### [Dataset entries]
──────

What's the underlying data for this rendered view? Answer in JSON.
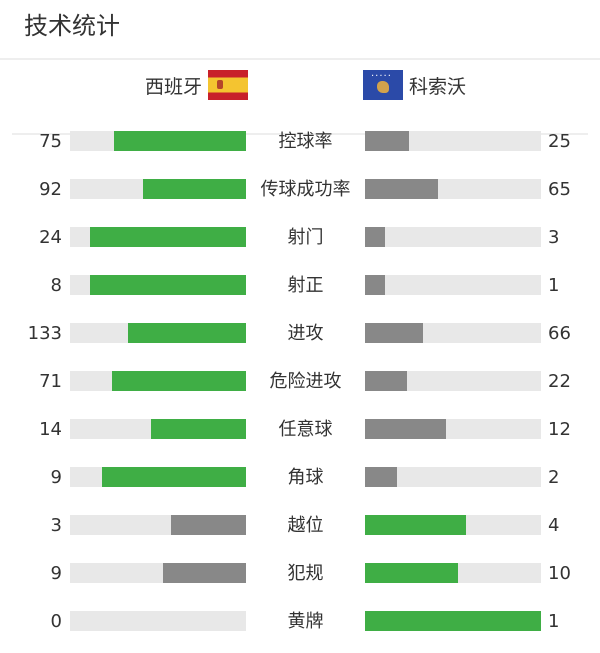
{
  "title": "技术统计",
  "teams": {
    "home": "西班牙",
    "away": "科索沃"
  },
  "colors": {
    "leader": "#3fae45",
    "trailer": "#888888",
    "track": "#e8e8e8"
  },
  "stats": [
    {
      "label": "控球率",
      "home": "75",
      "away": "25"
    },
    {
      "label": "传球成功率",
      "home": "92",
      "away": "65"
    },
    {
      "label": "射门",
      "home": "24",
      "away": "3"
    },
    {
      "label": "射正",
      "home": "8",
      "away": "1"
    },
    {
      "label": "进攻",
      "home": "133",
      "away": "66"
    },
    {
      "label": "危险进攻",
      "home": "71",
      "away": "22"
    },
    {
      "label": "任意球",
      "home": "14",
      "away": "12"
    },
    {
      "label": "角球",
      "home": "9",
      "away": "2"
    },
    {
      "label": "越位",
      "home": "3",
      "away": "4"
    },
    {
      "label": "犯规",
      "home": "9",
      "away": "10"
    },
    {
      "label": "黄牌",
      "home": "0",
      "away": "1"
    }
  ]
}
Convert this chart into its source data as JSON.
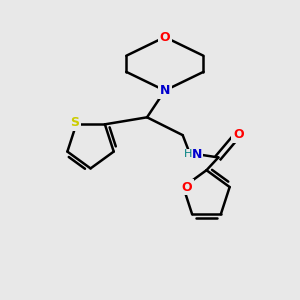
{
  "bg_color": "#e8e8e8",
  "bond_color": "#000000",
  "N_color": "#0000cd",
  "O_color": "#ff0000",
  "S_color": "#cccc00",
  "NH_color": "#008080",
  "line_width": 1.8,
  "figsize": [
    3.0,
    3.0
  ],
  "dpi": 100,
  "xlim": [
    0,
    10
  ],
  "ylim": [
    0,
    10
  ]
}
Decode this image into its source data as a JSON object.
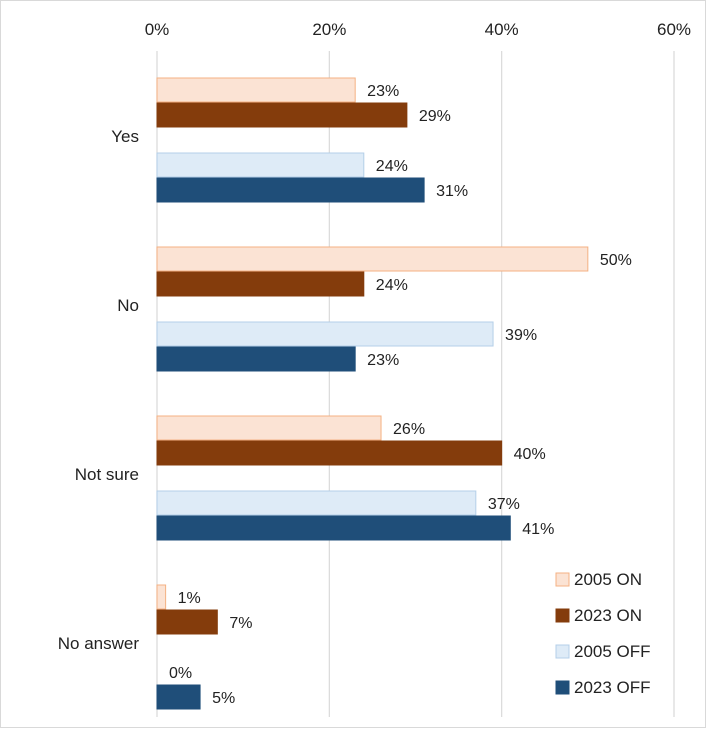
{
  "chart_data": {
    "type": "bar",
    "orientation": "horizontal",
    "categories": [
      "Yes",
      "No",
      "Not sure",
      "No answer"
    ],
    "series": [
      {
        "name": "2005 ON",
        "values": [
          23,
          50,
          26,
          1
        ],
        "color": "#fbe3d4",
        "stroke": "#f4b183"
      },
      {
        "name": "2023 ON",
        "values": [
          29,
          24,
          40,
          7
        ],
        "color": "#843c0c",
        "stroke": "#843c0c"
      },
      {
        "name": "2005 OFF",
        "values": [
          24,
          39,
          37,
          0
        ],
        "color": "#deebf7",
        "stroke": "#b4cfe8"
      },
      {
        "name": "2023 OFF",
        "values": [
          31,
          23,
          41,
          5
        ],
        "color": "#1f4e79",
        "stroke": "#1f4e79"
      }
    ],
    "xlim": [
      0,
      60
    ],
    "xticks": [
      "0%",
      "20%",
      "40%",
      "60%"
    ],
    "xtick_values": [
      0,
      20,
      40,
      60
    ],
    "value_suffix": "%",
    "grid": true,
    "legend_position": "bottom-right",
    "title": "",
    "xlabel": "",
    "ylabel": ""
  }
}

──────

### [Brief]
Repeat every record above exactly, but leave out any pictures.

### [Exercise response]
What's the underlying data for this rendered view? Answer in JSON.
{
  "title": "技术统计",
  "teams": {
    "home": "西班牙",
    "away": "科索沃"
  },
  "colors": {
    "leader": "#3fae45",
    "trailer": "#888888",
    "track": "#e8e8e8"
  },
  "stats": [
    {
      "label": "控球率",
      "home": "75",
      "away": "25"
    },
    {
      "label": "传球成功率",
      "home": "92",
      "away": "65"
    },
    {
      "label": "射门",
      "home": "24",
      "away": "3"
    },
    {
      "label": "射正",
      "home": "8",
      "away": "1"
    },
    {
      "label": "进攻",
      "home": "133",
      "away": "66"
    },
    {
      "label": "危险进攻",
      "home": "71",
      "away": "22"
    },
    {
      "label": "任意球",
      "home": "14",
      "away": "12"
    },
    {
      "label": "角球",
      "home": "9",
      "away": "2"
    },
    {
      "label": "越位",
      "home": "3",
      "away": "4"
    },
    {
      "label": "犯规",
      "home": "9",
      "away": "10"
    },
    {
      "label": "黄牌",
      "home": "0",
      "away": "1"
    }
  ]
}
Convert this chart into its source data as JSON.
{
  "bg_color": "#e8e8e8",
  "bond_color": "#000000",
  "N_color": "#0000cd",
  "O_color": "#ff0000",
  "S_color": "#cccc00",
  "NH_color": "#008080",
  "line_width": 1.8,
  "figsize": [
    3.0,
    3.0
  ],
  "dpi": 100,
  "xlim": [
    0,
    10
  ],
  "ylim": [
    0,
    10
  ]
}
Decode this image into its source data as a JSON object.
{
  "chart_data": {
    "type": "bar",
    "orientation": "horizontal",
    "categories": [
      "Yes",
      "No",
      "Not sure",
      "No answer"
    ],
    "series": [
      {
        "name": "2005 ON",
        "values": [
          23,
          50,
          26,
          1
        ],
        "color": "#fbe3d4",
        "stroke": "#f4b183"
      },
      {
        "name": "2023 ON",
        "values": [
          29,
          24,
          40,
          7
        ],
        "color": "#843c0c",
        "stroke": "#843c0c"
      },
      {
        "name": "2005 OFF",
        "values": [
          24,
          39,
          37,
          0
        ],
        "color": "#deebf7",
        "stroke": "#b4cfe8"
      },
      {
        "name": "2023 OFF",
        "values": [
          31,
          23,
          41,
          5
        ],
        "color": "#1f4e79",
        "stroke": "#1f4e79"
      }
    ],
    "xlim": [
      0,
      60
    ],
    "xticks": [
      "0%",
      "20%",
      "40%",
      "60%"
    ],
    "xtick_values": [
      0,
      20,
      40,
      60
    ],
    "value_suffix": "%",
    "grid": true,
    "legend_position": "bottom-right",
    "title": "",
    "xlabel": "",
    "ylabel": ""
  }
}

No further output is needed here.